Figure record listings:
↓↓↓

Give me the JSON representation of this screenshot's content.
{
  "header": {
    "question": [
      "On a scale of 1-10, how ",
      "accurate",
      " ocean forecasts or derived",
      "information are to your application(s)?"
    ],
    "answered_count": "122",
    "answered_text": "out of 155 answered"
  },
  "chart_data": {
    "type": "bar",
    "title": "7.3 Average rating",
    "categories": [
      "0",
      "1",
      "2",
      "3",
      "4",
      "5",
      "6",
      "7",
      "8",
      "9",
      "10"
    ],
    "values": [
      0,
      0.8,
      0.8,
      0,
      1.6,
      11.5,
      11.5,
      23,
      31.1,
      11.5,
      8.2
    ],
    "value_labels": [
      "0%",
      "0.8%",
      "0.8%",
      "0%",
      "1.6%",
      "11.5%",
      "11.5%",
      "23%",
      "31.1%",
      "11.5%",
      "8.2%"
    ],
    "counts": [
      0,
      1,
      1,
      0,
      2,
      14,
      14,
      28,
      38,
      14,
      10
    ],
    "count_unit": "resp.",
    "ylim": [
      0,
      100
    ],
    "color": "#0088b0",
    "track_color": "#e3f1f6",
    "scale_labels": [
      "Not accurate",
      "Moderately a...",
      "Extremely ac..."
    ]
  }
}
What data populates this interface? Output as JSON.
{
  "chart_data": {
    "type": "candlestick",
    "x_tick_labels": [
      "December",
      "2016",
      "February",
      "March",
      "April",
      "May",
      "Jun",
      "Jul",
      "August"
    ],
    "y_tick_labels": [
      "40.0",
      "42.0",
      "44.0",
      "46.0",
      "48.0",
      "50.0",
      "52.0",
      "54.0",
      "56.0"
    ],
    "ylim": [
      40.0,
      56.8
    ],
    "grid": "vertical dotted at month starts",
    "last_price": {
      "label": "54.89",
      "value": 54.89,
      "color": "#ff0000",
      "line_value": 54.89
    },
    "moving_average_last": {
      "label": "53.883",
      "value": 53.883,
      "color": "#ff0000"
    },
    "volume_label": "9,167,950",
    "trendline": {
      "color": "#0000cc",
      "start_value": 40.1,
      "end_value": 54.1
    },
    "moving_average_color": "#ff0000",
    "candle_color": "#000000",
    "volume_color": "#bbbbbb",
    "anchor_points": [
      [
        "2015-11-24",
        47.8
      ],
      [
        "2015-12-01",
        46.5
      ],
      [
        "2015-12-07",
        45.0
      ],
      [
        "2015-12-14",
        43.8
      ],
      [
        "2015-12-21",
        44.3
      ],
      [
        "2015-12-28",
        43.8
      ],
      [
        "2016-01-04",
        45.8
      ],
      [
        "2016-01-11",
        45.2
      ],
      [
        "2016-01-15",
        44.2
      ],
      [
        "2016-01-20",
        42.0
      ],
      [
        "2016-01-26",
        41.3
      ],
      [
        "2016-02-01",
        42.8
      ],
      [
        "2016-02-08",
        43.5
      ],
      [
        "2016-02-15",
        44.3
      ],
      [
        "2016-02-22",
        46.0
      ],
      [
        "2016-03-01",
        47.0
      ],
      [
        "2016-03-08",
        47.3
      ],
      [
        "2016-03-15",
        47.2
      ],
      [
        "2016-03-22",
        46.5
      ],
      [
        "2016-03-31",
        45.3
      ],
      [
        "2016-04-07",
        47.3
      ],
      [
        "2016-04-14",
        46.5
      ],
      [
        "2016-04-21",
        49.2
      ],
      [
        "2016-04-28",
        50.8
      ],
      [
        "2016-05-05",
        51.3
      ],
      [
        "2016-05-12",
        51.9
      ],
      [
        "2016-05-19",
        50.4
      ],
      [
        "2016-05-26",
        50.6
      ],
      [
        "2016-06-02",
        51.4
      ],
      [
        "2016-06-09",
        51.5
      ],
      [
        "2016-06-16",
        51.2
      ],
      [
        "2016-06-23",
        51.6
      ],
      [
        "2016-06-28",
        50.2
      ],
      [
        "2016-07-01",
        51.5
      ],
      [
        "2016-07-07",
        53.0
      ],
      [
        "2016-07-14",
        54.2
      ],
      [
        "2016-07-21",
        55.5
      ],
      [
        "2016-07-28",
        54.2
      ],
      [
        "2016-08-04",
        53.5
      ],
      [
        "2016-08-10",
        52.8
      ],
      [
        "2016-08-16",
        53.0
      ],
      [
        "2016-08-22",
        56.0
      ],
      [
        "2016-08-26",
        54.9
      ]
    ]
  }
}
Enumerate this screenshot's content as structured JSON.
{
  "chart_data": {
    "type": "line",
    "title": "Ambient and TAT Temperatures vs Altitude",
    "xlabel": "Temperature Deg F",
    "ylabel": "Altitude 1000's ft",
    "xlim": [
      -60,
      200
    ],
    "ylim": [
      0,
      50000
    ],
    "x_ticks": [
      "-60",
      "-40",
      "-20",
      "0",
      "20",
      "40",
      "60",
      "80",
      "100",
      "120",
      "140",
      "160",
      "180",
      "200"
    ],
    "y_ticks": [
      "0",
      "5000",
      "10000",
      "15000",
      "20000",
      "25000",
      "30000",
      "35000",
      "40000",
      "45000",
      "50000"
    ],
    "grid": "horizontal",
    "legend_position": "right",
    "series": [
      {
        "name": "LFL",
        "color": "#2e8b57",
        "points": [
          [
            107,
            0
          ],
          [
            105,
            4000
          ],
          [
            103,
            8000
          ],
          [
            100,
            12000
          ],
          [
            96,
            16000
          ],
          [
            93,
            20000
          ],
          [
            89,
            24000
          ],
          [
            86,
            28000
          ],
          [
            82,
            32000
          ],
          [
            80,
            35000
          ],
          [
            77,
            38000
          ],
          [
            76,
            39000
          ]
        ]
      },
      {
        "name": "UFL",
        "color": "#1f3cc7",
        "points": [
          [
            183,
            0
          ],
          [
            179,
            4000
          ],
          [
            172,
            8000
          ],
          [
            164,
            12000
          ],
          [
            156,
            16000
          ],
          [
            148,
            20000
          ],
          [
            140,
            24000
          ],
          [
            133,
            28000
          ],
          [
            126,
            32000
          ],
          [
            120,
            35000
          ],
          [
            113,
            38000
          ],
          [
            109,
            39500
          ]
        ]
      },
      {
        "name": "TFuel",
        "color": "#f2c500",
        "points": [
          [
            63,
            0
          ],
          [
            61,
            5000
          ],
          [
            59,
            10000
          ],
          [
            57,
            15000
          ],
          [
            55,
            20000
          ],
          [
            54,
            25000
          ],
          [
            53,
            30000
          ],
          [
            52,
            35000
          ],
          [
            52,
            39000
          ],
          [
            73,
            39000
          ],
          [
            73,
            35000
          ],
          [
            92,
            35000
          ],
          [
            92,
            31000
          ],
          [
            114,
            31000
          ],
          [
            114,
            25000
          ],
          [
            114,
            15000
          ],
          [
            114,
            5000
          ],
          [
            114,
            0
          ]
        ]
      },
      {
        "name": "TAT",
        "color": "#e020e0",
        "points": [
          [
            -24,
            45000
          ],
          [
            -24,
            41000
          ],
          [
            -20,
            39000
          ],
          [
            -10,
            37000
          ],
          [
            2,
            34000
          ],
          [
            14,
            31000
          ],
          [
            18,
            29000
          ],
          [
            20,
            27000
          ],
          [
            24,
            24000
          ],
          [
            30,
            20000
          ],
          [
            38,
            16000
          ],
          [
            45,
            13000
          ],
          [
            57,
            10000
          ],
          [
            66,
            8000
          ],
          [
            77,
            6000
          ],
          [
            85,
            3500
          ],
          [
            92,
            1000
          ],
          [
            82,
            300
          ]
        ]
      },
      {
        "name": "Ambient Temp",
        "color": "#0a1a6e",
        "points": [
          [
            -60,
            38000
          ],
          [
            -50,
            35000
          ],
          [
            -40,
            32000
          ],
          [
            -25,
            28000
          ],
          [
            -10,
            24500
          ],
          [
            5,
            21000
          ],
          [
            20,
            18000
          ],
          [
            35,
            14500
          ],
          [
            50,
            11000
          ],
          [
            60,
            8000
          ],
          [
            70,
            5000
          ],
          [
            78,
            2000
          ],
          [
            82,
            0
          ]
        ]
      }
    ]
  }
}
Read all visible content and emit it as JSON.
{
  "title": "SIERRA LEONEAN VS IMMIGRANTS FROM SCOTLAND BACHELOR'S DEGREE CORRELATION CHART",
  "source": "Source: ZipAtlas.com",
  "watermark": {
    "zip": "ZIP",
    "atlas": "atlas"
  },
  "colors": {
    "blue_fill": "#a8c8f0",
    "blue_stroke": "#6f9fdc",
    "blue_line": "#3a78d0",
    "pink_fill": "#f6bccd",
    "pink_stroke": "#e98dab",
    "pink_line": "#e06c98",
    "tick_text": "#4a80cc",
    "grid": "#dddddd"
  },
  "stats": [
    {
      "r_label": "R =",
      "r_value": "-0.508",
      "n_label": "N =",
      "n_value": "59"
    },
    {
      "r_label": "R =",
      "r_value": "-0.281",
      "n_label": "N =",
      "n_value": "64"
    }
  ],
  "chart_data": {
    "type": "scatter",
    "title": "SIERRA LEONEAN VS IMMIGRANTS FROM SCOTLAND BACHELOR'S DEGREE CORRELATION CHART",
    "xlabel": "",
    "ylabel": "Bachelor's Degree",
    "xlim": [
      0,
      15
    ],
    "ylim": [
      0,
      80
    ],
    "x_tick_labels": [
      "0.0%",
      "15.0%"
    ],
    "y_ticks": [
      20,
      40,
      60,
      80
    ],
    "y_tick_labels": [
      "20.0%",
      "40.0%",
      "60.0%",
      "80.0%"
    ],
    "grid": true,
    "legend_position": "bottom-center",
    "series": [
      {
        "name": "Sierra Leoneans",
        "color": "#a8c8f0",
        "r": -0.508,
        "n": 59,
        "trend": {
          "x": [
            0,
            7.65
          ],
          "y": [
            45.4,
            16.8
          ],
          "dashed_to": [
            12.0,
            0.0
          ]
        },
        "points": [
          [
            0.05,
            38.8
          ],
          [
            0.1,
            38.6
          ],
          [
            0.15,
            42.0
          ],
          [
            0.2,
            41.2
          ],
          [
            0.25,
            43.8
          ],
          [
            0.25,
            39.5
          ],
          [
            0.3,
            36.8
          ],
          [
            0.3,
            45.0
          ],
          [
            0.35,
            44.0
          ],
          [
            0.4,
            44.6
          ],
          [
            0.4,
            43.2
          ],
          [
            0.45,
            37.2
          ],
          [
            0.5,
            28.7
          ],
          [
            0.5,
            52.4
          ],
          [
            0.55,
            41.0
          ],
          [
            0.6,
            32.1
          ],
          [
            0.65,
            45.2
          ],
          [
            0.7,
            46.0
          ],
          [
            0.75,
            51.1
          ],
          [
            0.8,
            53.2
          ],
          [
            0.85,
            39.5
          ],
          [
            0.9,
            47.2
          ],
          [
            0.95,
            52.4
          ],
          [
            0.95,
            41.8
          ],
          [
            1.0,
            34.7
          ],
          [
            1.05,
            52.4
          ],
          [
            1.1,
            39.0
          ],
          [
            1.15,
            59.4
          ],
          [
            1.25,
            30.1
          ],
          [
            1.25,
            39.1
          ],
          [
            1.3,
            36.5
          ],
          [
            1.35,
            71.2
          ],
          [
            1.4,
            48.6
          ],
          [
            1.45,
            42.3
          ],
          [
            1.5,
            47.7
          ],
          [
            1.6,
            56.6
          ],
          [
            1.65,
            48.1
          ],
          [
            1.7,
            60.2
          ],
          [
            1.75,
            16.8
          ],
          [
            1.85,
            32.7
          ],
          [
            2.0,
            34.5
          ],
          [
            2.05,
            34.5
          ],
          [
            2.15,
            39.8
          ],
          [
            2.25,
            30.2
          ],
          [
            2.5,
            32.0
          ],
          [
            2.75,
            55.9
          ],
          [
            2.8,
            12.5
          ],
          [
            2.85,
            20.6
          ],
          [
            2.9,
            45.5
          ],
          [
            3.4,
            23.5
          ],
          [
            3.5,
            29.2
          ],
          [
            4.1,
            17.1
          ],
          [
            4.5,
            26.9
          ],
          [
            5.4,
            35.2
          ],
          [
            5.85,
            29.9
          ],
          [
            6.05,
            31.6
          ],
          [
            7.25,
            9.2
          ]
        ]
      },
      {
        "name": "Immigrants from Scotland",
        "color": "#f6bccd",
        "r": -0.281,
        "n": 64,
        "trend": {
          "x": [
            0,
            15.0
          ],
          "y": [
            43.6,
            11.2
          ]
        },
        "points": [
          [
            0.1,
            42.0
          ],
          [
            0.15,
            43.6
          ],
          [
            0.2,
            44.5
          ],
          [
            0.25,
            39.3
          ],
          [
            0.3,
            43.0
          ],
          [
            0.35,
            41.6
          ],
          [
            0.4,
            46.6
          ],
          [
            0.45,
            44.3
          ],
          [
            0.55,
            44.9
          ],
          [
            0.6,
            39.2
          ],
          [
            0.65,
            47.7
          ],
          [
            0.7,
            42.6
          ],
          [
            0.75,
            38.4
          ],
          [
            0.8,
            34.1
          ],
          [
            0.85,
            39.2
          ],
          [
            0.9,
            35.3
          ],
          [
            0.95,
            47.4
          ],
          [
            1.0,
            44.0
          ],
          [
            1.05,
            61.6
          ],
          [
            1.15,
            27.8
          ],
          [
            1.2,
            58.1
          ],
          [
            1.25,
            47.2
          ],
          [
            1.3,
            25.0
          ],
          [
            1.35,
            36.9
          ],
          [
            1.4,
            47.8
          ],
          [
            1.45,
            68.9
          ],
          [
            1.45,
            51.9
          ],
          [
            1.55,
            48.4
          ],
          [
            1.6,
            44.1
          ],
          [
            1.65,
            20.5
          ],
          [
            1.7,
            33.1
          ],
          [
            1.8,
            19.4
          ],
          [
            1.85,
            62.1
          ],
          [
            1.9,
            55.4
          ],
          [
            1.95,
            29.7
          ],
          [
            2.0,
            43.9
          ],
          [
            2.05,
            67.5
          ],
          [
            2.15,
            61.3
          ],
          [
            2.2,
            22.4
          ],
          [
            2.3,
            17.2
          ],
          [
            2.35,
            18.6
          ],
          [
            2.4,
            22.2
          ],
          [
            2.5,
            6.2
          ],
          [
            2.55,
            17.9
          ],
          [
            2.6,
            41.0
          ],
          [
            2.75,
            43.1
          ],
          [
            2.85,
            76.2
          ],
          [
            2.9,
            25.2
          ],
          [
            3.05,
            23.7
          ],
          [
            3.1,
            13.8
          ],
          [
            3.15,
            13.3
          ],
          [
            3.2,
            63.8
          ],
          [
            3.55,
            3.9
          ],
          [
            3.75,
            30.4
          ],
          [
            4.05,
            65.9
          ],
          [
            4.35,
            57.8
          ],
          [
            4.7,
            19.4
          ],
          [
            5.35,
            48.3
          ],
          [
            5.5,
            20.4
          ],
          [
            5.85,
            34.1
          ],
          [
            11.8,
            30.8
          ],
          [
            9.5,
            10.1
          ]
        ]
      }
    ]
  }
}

↑↑↑

Exercise:
Gather each line in these records that contains the string "Altitude".

Full response:
    "title": "Ambient and TAT Temperatures vs Altitude",
    "ylabel": "Altitude 1000's ft",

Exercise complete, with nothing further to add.